Exercise description: Pick out the lines containing "jautājumi".

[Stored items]
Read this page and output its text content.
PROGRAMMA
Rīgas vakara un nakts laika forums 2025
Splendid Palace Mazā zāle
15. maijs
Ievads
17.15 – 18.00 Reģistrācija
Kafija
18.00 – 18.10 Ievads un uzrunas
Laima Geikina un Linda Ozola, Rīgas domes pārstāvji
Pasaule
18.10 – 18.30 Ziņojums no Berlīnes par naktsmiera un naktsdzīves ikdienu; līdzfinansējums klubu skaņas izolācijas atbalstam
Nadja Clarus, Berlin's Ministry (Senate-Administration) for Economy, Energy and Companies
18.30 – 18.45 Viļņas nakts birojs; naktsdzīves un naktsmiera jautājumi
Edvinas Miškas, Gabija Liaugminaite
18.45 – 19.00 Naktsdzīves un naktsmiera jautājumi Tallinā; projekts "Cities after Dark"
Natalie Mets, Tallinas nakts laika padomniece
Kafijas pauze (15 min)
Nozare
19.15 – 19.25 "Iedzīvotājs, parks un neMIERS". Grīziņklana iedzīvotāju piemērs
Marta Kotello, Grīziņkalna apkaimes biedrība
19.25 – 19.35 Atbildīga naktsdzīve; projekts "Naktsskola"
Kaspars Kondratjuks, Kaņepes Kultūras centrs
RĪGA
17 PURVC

Response to this exercise:
18.30 – 18.45 Viļņas nakts birojs; naktsdzīves un naktsmiera jautājumi
18.45 – 19.00 Naktsdzīves un naktsmiera jautājumi Tallinā; projekts "Cities after Dark"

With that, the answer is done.